┌─ Given data
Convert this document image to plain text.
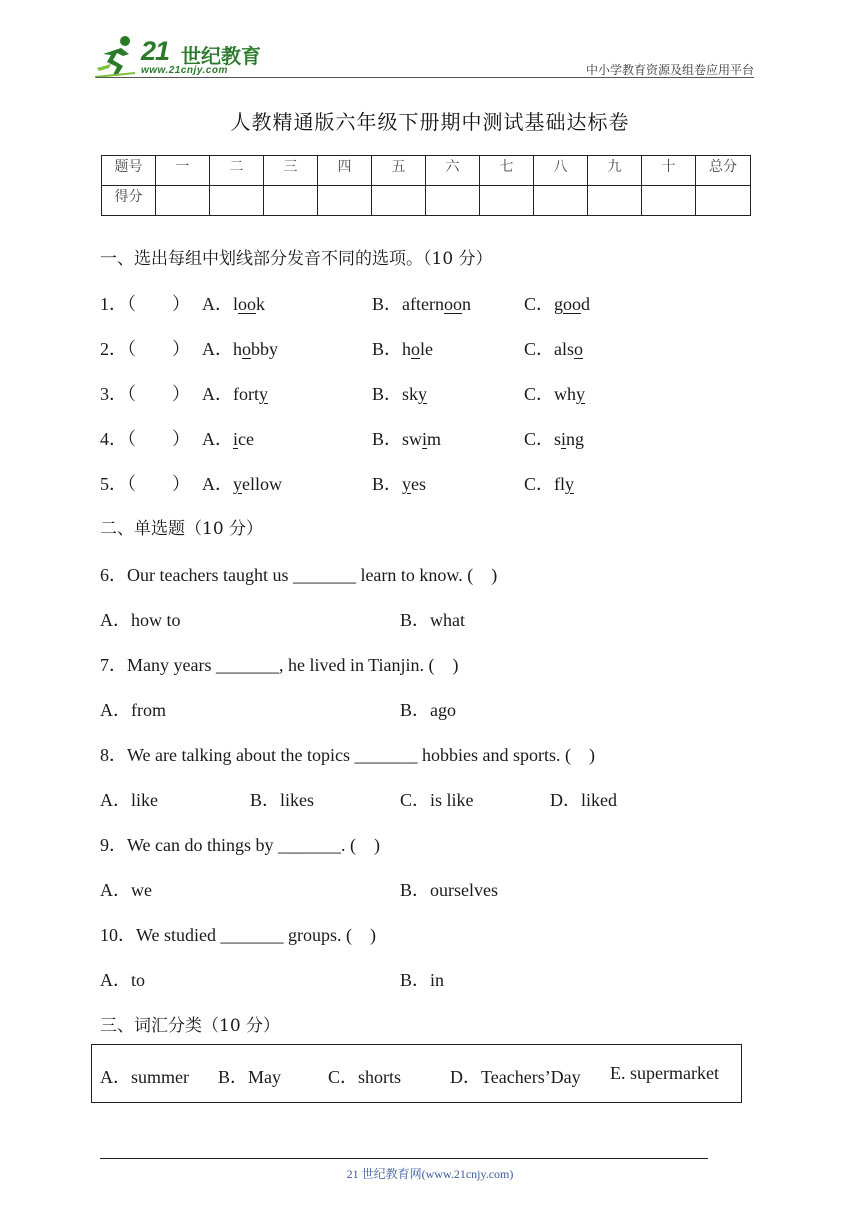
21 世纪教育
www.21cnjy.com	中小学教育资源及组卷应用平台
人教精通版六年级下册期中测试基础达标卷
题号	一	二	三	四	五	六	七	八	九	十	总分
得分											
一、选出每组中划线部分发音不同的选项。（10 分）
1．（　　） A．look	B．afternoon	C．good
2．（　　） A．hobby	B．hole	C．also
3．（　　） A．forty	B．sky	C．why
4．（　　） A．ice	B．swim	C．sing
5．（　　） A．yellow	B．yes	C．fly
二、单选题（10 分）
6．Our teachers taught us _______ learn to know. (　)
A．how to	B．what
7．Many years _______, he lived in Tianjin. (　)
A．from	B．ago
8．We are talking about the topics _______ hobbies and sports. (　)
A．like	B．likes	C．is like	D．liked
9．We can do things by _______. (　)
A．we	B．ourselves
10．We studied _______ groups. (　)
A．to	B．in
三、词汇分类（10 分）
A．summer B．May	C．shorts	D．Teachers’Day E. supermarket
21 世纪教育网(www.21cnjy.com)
└─
### The problem
Output all of the entries verbatim, leaving out any images.

### Solution to this task
Convert this document image to plain text.
21 世纪教育
www.21cnjy.com	中小学教育资源及组卷应用平台
人教精通版六年级下册期中测试基础达标卷
题号	一	二	三	四	五	六	七	八	九	十	总分
得分											
一、选出每组中划线部分发音不同的选项。（10 分）
1．（　　） A．look	B．afternoon	C．good
2．（　　） A．hobby	B．hole	C．also
3．（　　） A．forty	B．sky	C．why
4．（　　） A．ice	B．swim	C．sing
5．（　　） A．yellow	B．yes	C．fly
二、单选题（10 分）
6．Our teachers taught us _______ learn to know. (　)
A．how to	B．what
7．Many years _______, he lived in Tianjin. (　)
A．from	B．ago
8．We are talking about the topics _______ hobbies and sports. (　)
A．like	B．likes	C．is like	D．liked
9．We can do things by _______. (　)
A．we	B．ourselves
10．We studied _______ groups. (　)
A．to	B．in
三、词汇分类（10 分）
A．summer B．May	C．shorts	D．Teachers’Day E. supermarket
21 世纪教育网(www.21cnjy.com)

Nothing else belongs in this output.